_TASK_
Repeat each entry as written, dropping any picture you find.

_ENTRIES PROVIDED_

▼

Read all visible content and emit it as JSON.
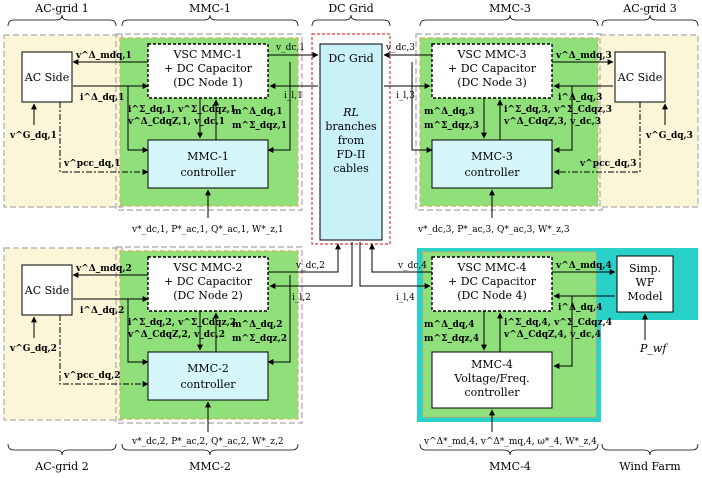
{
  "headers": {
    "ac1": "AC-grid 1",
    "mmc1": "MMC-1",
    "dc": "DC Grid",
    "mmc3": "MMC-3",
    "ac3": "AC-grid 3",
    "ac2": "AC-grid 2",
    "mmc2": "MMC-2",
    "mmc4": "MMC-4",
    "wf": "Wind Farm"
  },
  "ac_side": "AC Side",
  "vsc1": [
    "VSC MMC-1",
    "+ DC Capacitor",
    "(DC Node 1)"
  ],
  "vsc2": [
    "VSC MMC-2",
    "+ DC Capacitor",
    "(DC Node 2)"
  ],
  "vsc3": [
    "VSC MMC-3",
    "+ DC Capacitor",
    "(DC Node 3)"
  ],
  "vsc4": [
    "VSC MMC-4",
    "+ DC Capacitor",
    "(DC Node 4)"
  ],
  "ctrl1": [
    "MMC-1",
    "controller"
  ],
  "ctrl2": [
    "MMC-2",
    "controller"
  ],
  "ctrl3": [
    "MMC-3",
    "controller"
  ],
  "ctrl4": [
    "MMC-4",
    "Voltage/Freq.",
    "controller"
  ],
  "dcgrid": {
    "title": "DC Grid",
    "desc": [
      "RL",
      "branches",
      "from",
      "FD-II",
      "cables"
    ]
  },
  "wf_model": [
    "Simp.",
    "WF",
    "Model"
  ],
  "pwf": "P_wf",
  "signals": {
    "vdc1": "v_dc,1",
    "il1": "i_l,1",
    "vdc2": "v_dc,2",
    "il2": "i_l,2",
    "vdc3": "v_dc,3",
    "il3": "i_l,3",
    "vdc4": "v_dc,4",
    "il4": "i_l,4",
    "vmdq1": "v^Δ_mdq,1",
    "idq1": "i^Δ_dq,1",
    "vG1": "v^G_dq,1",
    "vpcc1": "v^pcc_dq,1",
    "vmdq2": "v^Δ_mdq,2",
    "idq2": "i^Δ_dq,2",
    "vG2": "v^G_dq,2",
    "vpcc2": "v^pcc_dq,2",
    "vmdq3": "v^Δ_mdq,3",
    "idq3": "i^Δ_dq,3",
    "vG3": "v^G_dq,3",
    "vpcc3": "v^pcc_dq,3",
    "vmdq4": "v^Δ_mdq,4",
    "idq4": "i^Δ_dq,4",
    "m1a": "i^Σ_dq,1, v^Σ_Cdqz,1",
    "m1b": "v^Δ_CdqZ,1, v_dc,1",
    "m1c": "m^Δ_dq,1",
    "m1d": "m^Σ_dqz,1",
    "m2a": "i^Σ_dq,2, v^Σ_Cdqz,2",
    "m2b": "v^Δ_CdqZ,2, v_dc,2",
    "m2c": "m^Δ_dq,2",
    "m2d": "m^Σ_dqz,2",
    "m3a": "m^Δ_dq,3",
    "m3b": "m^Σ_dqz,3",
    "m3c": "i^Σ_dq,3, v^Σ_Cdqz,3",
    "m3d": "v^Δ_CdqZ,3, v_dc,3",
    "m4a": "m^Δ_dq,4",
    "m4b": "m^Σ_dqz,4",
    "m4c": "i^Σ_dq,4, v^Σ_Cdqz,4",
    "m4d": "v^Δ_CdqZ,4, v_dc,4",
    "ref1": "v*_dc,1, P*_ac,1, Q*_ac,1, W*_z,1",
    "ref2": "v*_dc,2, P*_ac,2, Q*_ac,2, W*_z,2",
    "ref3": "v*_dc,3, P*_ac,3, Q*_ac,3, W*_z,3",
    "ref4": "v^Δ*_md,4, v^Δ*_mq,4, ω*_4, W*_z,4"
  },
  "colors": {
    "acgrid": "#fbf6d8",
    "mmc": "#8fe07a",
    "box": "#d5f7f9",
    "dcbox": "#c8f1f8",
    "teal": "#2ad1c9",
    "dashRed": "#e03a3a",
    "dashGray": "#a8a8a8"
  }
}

▲

_FULL OUTPUT_
Read all visible content and emit it as JSON.
{
  "headers": {
    "ac1": "AC-grid 1",
    "mmc1": "MMC-1",
    "dc": "DC Grid",
    "mmc3": "MMC-3",
    "ac3": "AC-grid 3",
    "ac2": "AC-grid 2",
    "mmc2": "MMC-2",
    "mmc4": "MMC-4",
    "wf": "Wind Farm"
  },
  "ac_side": "AC Side",
  "vsc1": [
    "VSC MMC-1",
    "+ DC Capacitor",
    "(DC Node 1)"
  ],
  "vsc2": [
    "VSC MMC-2",
    "+ DC Capacitor",
    "(DC Node 2)"
  ],
  "vsc3": [
    "VSC MMC-3",
    "+ DC Capacitor",
    "(DC Node 3)"
  ],
  "vsc4": [
    "VSC MMC-4",
    "+ DC Capacitor",
    "(DC Node 4)"
  ],
  "ctrl1": [
    "MMC-1",
    "controller"
  ],
  "ctrl2": [
    "MMC-2",
    "controller"
  ],
  "ctrl3": [
    "MMC-3",
    "controller"
  ],
  "ctrl4": [
    "MMC-4",
    "Voltage/Freq.",
    "controller"
  ],
  "dcgrid": {
    "title": "DC Grid",
    "desc": [
      "RL",
      "branches",
      "from",
      "FD-II",
      "cables"
    ]
  },
  "wf_model": [
    "Simp.",
    "WF",
    "Model"
  ],
  "pwf": "P_wf",
  "signals": {
    "vdc1": "v_dc,1",
    "il1": "i_l,1",
    "vdc2": "v_dc,2",
    "il2": "i_l,2",
    "vdc3": "v_dc,3",
    "il3": "i_l,3",
    "vdc4": "v_dc,4",
    "il4": "i_l,4",
    "vmdq1": "v^Δ_mdq,1",
    "idq1": "i^Δ_dq,1",
    "vG1": "v^G_dq,1",
    "vpcc1": "v^pcc_dq,1",
    "vmdq2": "v^Δ_mdq,2",
    "idq2": "i^Δ_dq,2",
    "vG2": "v^G_dq,2",
    "vpcc2": "v^pcc_dq,2",
    "vmdq3": "v^Δ_mdq,3",
    "idq3": "i^Δ_dq,3",
    "vG3": "v^G_dq,3",
    "vpcc3": "v^pcc_dq,3",
    "vmdq4": "v^Δ_mdq,4",
    "idq4": "i^Δ_dq,4",
    "m1a": "i^Σ_dq,1, v^Σ_Cdqz,1",
    "m1b": "v^Δ_CdqZ,1, v_dc,1",
    "m1c": "m^Δ_dq,1",
    "m1d": "m^Σ_dqz,1",
    "m2a": "i^Σ_dq,2, v^Σ_Cdqz,2",
    "m2b": "v^Δ_CdqZ,2, v_dc,2",
    "m2c": "m^Δ_dq,2",
    "m2d": "m^Σ_dqz,2",
    "m3a": "m^Δ_dq,3",
    "m3b": "m^Σ_dqz,3",
    "m3c": "i^Σ_dq,3, v^Σ_Cdqz,3",
    "m3d": "v^Δ_CdqZ,3, v_dc,3",
    "m4a": "m^Δ_dq,4",
    "m4b": "m^Σ_dqz,4",
    "m4c": "i^Σ_dq,4, v^Σ_Cdqz,4",
    "m4d": "v^Δ_CdqZ,4, v_dc,4",
    "ref1": "v*_dc,1, P*_ac,1, Q*_ac,1, W*_z,1",
    "ref2": "v*_dc,2, P*_ac,2, Q*_ac,2, W*_z,2",
    "ref3": "v*_dc,3, P*_ac,3, Q*_ac,3, W*_z,3",
    "ref4": "v^Δ*_md,4, v^Δ*_mq,4, ω*_4, W*_z,4"
  },
  "colors": {
    "acgrid": "#fbf6d8",
    "mmc": "#8fe07a",
    "box": "#d5f7f9",
    "dcbox": "#c8f1f8",
    "teal": "#2ad1c9",
    "dashRed": "#e03a3a",
    "dashGray": "#a8a8a8"
  }
}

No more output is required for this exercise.